Give all the lines below again, exactly, with no pictures.
==== Source records ====
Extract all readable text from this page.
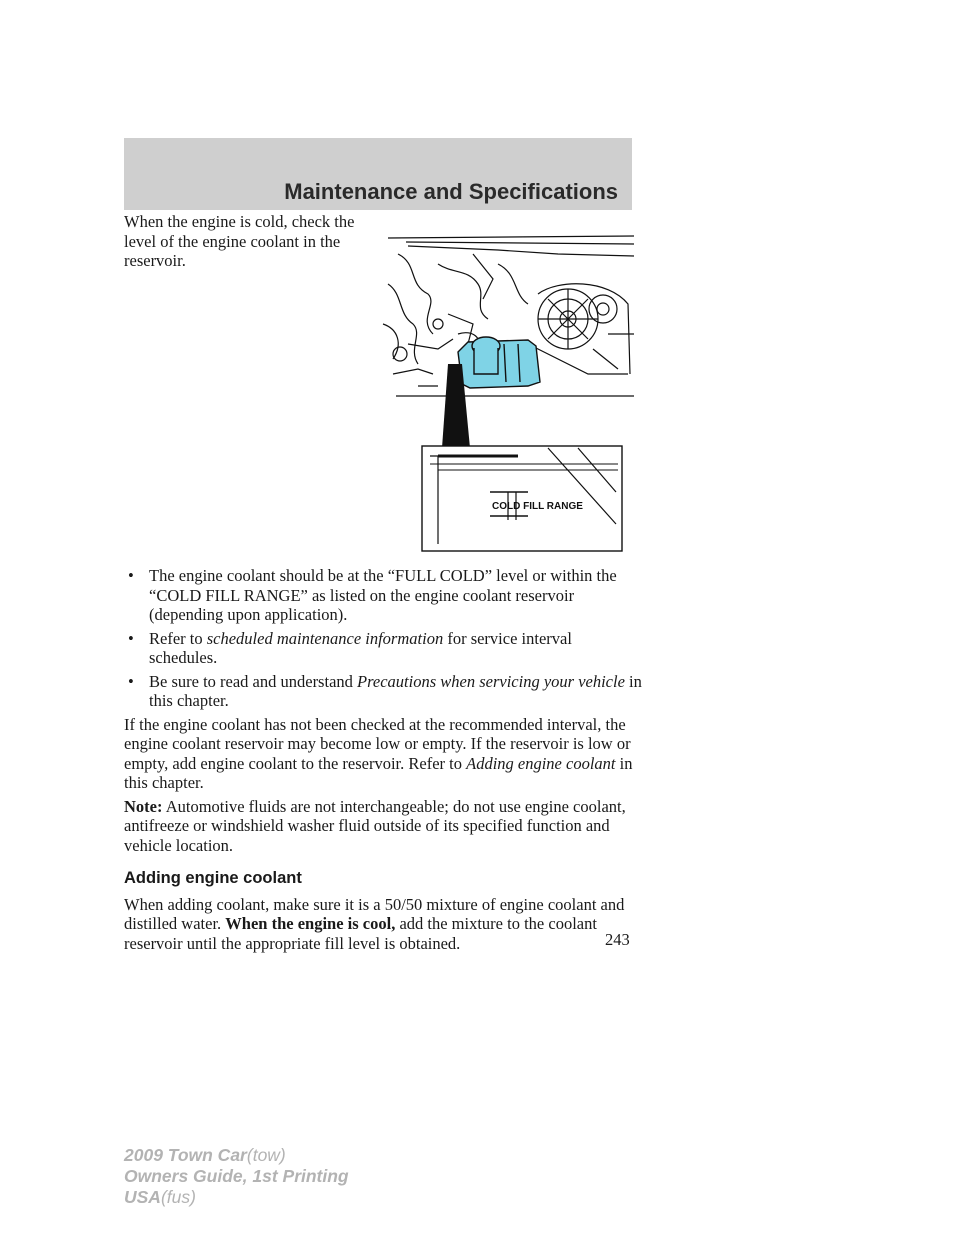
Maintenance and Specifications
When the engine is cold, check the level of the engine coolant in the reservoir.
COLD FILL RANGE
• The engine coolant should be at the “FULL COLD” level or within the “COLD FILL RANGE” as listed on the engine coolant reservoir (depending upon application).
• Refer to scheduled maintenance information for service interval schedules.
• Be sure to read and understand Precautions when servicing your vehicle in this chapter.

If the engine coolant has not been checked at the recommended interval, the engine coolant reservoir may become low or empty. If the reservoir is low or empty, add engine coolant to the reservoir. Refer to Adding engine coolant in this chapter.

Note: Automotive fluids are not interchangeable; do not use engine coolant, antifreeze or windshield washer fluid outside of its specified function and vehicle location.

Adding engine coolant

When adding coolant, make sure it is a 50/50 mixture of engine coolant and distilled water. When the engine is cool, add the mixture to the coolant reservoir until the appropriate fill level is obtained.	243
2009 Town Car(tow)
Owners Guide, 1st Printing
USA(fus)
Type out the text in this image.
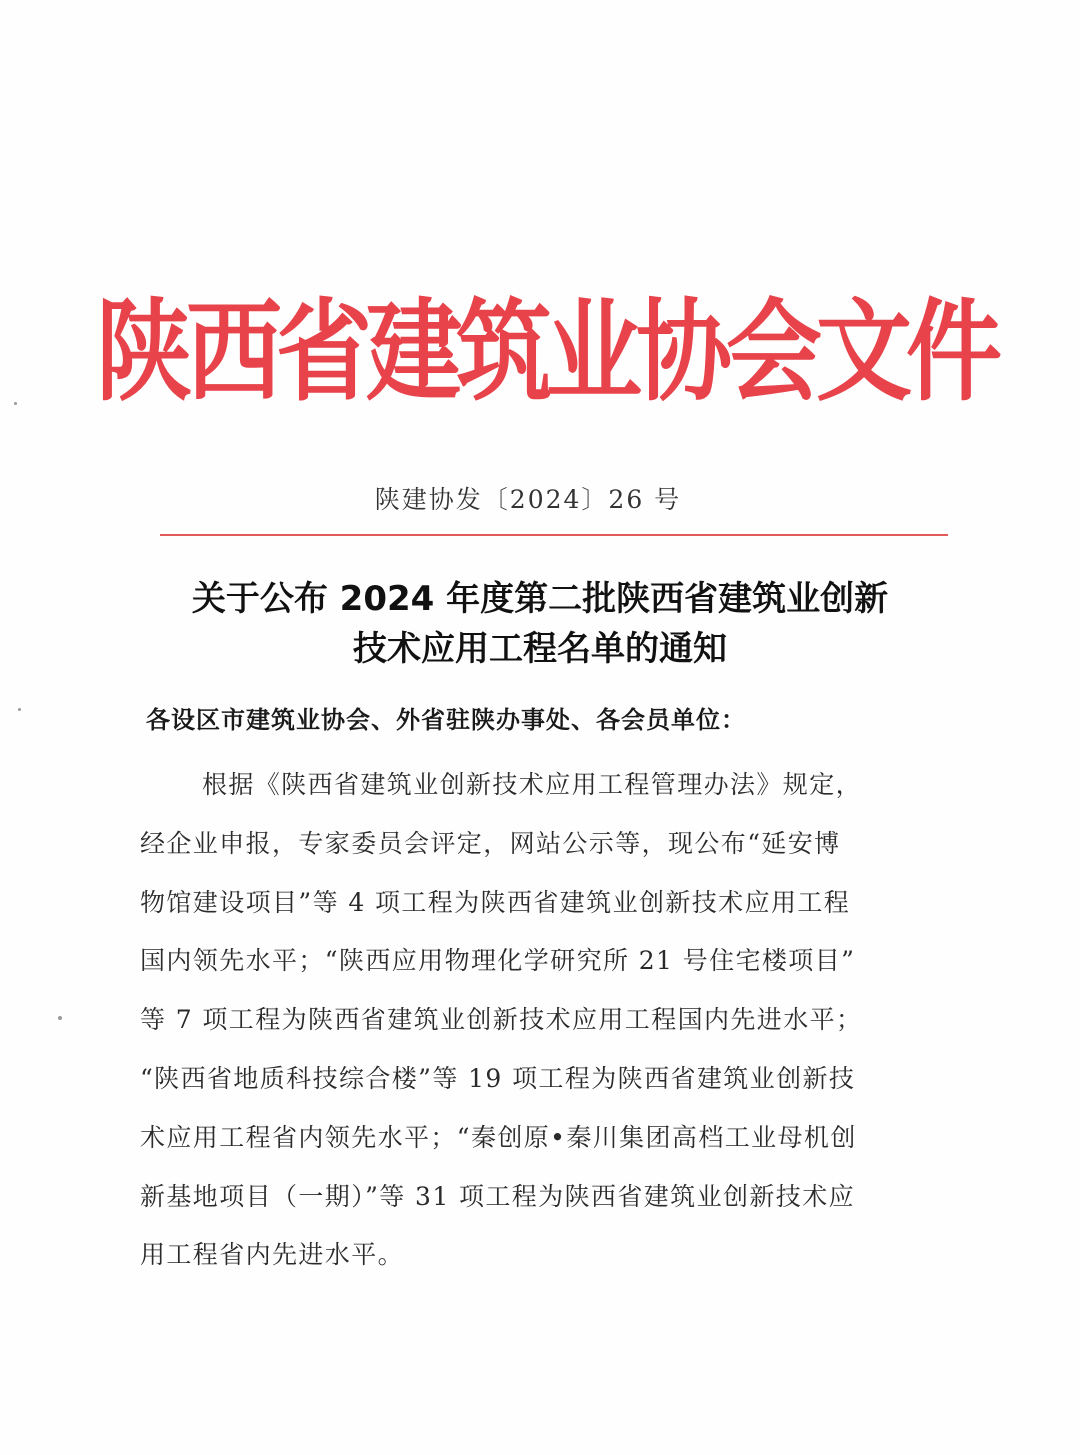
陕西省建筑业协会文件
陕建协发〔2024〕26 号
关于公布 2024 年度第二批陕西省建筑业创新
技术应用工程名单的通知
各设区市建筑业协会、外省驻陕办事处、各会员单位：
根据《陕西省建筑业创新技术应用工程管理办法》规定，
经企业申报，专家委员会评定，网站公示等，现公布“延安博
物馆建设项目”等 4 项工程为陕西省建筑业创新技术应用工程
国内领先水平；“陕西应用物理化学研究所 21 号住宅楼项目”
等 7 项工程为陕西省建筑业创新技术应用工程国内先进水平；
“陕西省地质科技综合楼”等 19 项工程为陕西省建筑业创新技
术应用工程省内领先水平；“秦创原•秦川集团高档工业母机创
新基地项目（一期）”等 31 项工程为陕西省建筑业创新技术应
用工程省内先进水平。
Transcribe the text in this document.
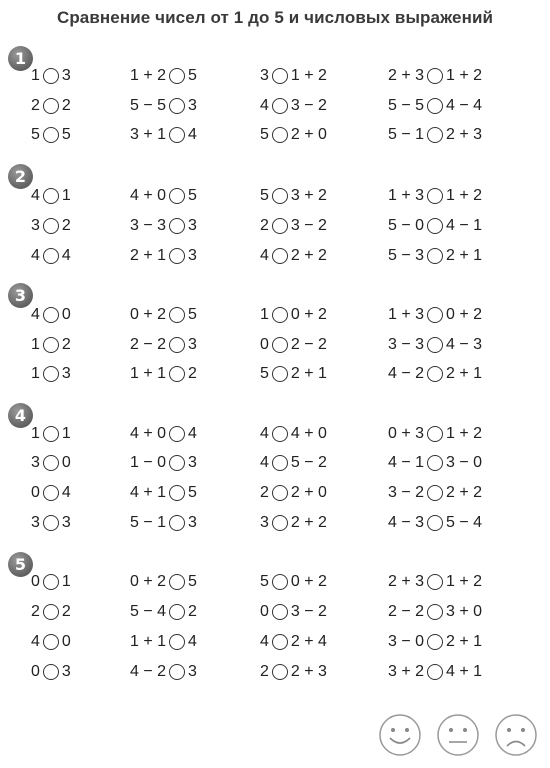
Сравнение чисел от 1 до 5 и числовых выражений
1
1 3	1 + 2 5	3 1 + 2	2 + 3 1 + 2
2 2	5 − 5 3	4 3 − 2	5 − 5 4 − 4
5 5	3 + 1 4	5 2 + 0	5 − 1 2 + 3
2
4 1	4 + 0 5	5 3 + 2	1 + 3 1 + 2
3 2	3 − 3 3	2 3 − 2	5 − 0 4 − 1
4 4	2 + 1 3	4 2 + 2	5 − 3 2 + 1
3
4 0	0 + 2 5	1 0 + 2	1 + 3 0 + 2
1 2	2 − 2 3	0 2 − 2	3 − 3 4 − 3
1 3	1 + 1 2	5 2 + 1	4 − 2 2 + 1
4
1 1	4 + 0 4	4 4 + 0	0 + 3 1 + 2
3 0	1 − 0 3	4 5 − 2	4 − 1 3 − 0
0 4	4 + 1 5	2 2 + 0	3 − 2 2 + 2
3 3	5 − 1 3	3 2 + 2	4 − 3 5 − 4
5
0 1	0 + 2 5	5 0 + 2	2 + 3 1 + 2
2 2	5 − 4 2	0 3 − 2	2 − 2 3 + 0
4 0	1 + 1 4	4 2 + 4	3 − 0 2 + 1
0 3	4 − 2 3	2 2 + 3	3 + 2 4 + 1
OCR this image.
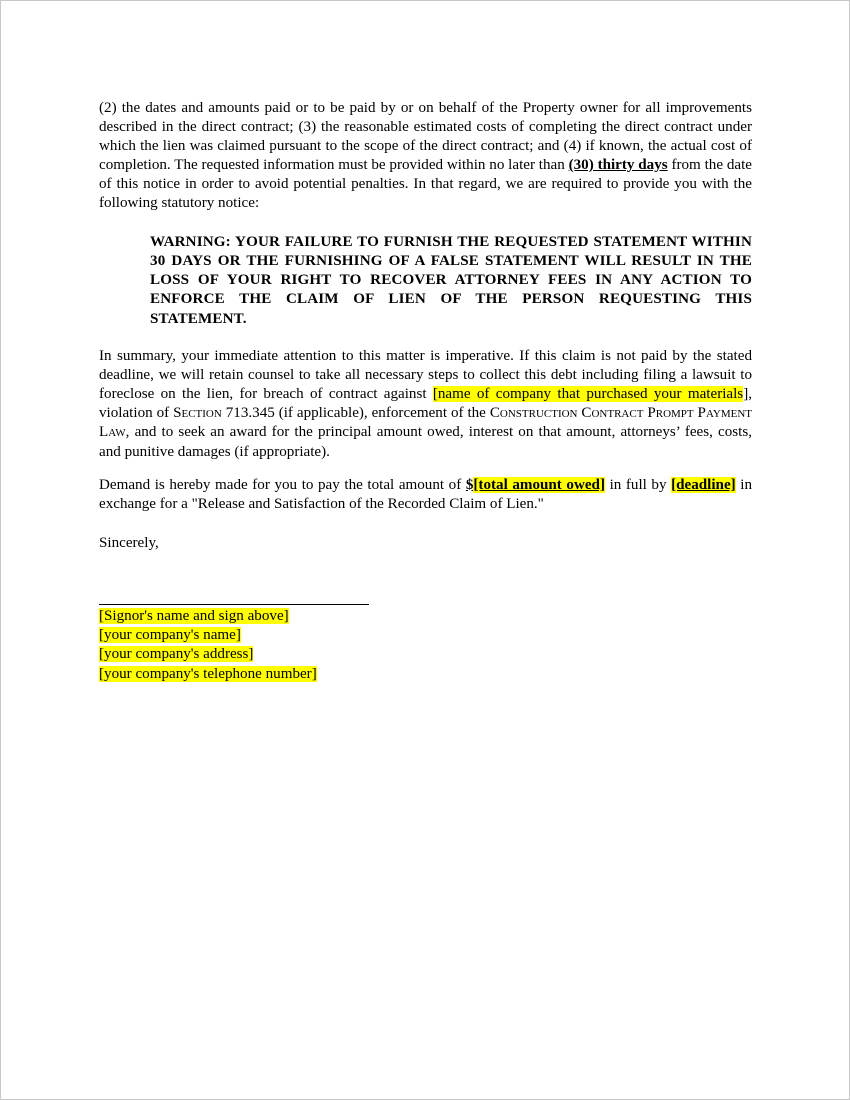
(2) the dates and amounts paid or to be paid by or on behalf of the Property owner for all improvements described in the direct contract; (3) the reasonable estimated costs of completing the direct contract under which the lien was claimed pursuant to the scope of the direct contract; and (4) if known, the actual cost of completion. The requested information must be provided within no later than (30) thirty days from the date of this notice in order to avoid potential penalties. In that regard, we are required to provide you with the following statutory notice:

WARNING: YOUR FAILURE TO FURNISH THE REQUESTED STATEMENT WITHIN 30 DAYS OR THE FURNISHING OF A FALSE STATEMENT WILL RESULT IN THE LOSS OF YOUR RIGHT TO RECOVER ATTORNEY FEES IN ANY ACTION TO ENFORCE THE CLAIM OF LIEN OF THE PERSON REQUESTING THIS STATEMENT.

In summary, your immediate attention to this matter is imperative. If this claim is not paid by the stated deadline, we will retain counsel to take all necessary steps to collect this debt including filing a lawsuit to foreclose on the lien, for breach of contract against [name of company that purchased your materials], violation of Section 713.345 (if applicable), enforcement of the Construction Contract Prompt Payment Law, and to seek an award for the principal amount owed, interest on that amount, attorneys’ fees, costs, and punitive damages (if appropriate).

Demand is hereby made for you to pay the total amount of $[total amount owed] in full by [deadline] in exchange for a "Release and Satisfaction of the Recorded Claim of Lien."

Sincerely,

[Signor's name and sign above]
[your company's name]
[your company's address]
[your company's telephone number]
====
*Answer to this exercise*:
Extract all readable text from this page.
Maintenance and Specifications
When the engine is cold, check the level of the engine coolant in the reservoir.
COLD FILL RANGE
• The engine coolant should be at the “FULL COLD” level or within the “COLD FILL RANGE” as listed on the engine coolant reservoir (depending upon application).
• Refer to scheduled maintenance information for service interval schedules.
• Be sure to read and understand Precautions when servicing your vehicle in this chapter.

If the engine coolant has not been checked at the recommended interval, the engine coolant reservoir may become low or empty. If the reservoir is low or empty, add engine coolant to the reservoir. Refer to Adding engine coolant in this chapter.

Note: Automotive fluids are not interchangeable; do not use engine coolant, antifreeze or windshield washer fluid outside of its specified function and vehicle location.

Adding engine coolant

When adding coolant, make sure it is a 50/50 mixture of engine coolant and distilled water. When the engine is cool, add the mixture to the coolant reservoir until the appropriate fill level is obtained.	243
2009 Town Car(tow)
Owners Guide, 1st Printing
USA(fus)
Type out the text in this image.
陕西省建筑业协会文件
陕建协发〔2024〕26 号
关于公布 2024 年度第二批陕西省建筑业创新
技术应用工程名单的通知
各设区市建筑业协会、外省驻陕办事处、各会员单位：
根据《陕西省建筑业创新技术应用工程管理办法》规定，
经企业申报，专家委员会评定，网站公示等，现公布“延安博
物馆建设项目”等 4 项工程为陕西省建筑业创新技术应用工程
国内领先水平；“陕西应用物理化学研究所 21 号住宅楼项目”
等 7 项工程为陕西省建筑业创新技术应用工程国内先进水平；
“陕西省地质科技综合楼”等 19 项工程为陕西省建筑业创新技
术应用工程省内领先水平；“秦创原•秦川集团高档工业母机创
新基地项目（一期）”等 31 项工程为陕西省建筑业创新技术应
用工程省内先进水平。
Transcribe the text in this document.
Сравнение чисел от 1 до 5 и числовых выражений
1
1 3	1 + 2 5	3 1 + 2	2 + 3 1 + 2
2 2	5 − 5 3	4 3 − 2	5 − 5 4 − 4
5 5	3 + 1 4	5 2 + 0	5 − 1 2 + 3
2
4 1	4 + 0 5	5 3 + 2	1 + 3 1 + 2
3 2	3 − 3 3	2 3 − 2	5 − 0 4 − 1
4 4	2 + 1 3	4 2 + 2	5 − 3 2 + 1
3
4 0	0 + 2 5	1 0 + 2	1 + 3 0 + 2
1 2	2 − 2 3	0 2 − 2	3 − 3 4 − 3
1 3	1 + 1 2	5 2 + 1	4 − 2 2 + 1
4
1 1	4 + 0 4	4 4 + 0	0 + 3 1 + 2
3 0	1 − 0 3	4 5 − 2	4 − 1 3 − 0
0 4	4 + 1 5	2 2 + 0	3 − 2 2 + 2
3 3	5 − 1 3	3 2 + 2	4 − 3 5 − 4
5
0 1	0 + 2 5	5 0 + 2	2 + 3 1 + 2
2 2	5 − 4 2	0 3 − 2	2 − 2 3 + 0
4 0	1 + 1 4	4 2 + 4	3 − 0 2 + 1
0 3	4 − 2 3	2 2 + 3	3 + 2 4 + 1
OCR this image.
(2) the dates and amounts paid or to be paid by or on behalf of the Property owner for all improvements described in the direct contract; (3) the reasonable estimated costs of completing the direct contract under which the lien was claimed pursuant to the scope of the direct contract; and (4) if known, the actual cost of completion. The requested information must be provided within no later than (30) thirty days from the date of this notice in order to avoid potential penalties. In that regard, we are required to provide you with the following statutory notice:

WARNING: YOUR FAILURE TO FURNISH THE REQUESTED STATEMENT WITHIN 30 DAYS OR THE FURNISHING OF A FALSE STATEMENT WILL RESULT IN THE LOSS OF YOUR RIGHT TO RECOVER ATTORNEY FEES IN ANY ACTION TO ENFORCE THE CLAIM OF LIEN OF THE PERSON REQUESTING THIS STATEMENT.

In summary, your immediate attention to this matter is imperative. If this claim is not paid by the stated deadline, we will retain counsel to take all necessary steps to collect this debt including filing a lawsuit to foreclose on the lien, for breach of contract against [name of company that purchased your materials], violation of Section 713.345 (if applicable), enforcement of the Construction Contract Prompt Payment Law, and to seek an award for the principal amount owed, interest on that amount, attorneys’ fees, costs, and punitive damages (if appropriate).

Demand is hereby made for you to pay the total amount of $[total amount owed] in full by [deadline] in exchange for a "Release and Satisfaction of the Recorded Claim of Lien."

Sincerely,

[Signor's name and sign above]
[your company's name]
[your company's address]
[your company's telephone number]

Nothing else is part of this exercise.